-- START PROVIDED ENTRIES --
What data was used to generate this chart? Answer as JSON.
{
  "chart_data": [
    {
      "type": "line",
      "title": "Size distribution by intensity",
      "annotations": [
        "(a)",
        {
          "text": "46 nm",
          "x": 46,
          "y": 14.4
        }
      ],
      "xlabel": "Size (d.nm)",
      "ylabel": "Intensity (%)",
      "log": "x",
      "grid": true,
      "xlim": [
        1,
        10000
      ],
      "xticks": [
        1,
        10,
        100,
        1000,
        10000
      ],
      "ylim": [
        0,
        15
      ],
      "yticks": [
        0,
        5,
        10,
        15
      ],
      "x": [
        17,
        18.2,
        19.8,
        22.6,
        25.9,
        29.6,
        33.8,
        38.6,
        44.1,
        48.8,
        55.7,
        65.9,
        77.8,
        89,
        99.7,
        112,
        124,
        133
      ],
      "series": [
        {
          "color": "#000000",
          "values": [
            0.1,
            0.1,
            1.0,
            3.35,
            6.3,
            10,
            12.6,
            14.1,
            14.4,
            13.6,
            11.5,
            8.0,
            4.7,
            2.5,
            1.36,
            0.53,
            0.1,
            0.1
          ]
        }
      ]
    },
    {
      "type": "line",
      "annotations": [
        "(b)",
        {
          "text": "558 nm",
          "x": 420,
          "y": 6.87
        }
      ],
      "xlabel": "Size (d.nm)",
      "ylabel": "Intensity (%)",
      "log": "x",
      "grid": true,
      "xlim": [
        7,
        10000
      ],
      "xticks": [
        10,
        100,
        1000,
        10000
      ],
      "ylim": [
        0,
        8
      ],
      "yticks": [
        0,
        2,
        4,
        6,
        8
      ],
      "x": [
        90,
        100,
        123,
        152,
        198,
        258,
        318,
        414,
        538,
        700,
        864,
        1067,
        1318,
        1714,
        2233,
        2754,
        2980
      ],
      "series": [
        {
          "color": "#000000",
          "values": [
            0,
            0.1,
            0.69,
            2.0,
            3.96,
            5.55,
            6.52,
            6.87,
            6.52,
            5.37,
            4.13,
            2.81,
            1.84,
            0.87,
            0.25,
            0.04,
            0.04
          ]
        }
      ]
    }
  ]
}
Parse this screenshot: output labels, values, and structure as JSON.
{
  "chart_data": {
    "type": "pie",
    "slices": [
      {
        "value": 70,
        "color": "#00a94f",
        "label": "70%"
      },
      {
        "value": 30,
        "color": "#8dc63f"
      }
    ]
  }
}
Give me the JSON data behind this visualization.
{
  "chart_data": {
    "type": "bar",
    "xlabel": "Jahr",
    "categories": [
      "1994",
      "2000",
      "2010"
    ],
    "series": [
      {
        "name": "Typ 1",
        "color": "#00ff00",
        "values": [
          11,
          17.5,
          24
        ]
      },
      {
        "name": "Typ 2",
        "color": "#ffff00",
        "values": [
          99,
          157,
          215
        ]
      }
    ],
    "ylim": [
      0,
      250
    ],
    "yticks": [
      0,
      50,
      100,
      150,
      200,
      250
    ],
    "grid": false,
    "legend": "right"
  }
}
-- END PROVIDED ENTRIES --
__REQUIRED TASK__:
Reproduce the whole listing word for word.

__THE SOLUTION__:
What data was used to generate this chart? Answer as JSON.
{
  "chart_data": [
    {
      "type": "line",
      "title": "Size distribution by intensity",
      "annotations": [
        "(a)",
        {
          "text": "46 nm",
          "x": 46,
          "y": 14.4
        }
      ],
      "xlabel": "Size (d.nm)",
      "ylabel": "Intensity (%)",
      "log": "x",
      "grid": true,
      "xlim": [
        1,
        10000
      ],
      "xticks": [
        1,
        10,
        100,
        1000,
        10000
      ],
      "ylim": [
        0,
        15
      ],
      "yticks": [
        0,
        5,
        10,
        15
      ],
      "x": [
        17,
        18.2,
        19.8,
        22.6,
        25.9,
        29.6,
        33.8,
        38.6,
        44.1,
        48.8,
        55.7,
        65.9,
        77.8,
        89,
        99.7,
        112,
        124,
        133
      ],
      "series": [
        {
          "color": "#000000",
          "values": [
            0.1,
            0.1,
            1.0,
            3.35,
            6.3,
            10,
            12.6,
            14.1,
            14.4,
            13.6,
            11.5,
            8.0,
            4.7,
            2.5,
            1.36,
            0.53,
            0.1,
            0.1
          ]
        }
      ]
    },
    {
      "type": "line",
      "annotations": [
        "(b)",
        {
          "text": "558 nm",
          "x": 420,
          "y": 6.87
        }
      ],
      "xlabel": "Size (d.nm)",
      "ylabel": "Intensity (%)",
      "log": "x",
      "grid": true,
      "xlim": [
        7,
        10000
      ],
      "xticks": [
        10,
        100,
        1000,
        10000
      ],
      "ylim": [
        0,
        8
      ],
      "yticks": [
        0,
        2,
        4,
        6,
        8
      ],
      "x": [
        90,
        100,
        123,
        152,
        198,
        258,
        318,
        414,
        538,
        700,
        864,
        1067,
        1318,
        1714,
        2233,
        2754,
        2980
      ],
      "series": [
        {
          "color": "#000000",
          "values": [
            0,
            0.1,
            0.69,
            2.0,
            3.96,
            5.55,
            6.52,
            6.87,
            6.52,
            5.37,
            4.13,
            2.81,
            1.84,
            0.87,
            0.25,
            0.04,
            0.04
          ]
        }
      ]
    }
  ]
}
Parse this screenshot: output labels, values, and structure as JSON.
{
  "chart_data": {
    "type": "pie",
    "slices": [
      {
        "value": 70,
        "color": "#00a94f",
        "label": "70%"
      },
      {
        "value": 30,
        "color": "#8dc63f"
      }
    ]
  }
}
Give me the JSON data behind this visualization.
{
  "chart_data": {
    "type": "bar",
    "xlabel": "Jahr",
    "categories": [
      "1994",
      "2000",
      "2010"
    ],
    "series": [
      {
        "name": "Typ 1",
        "color": "#00ff00",
        "values": [
          11,
          17.5,
          24
        ]
      },
      {
        "name": "Typ 2",
        "color": "#ffff00",
        "values": [
          99,
          157,
          215
        ]
      }
    ],
    "ylim": [
      0,
      250
    ],
    "yticks": [
      0,
      50,
      100,
      150,
      200,
      250
    ],
    "grid": false,
    "legend": "right"
  }
}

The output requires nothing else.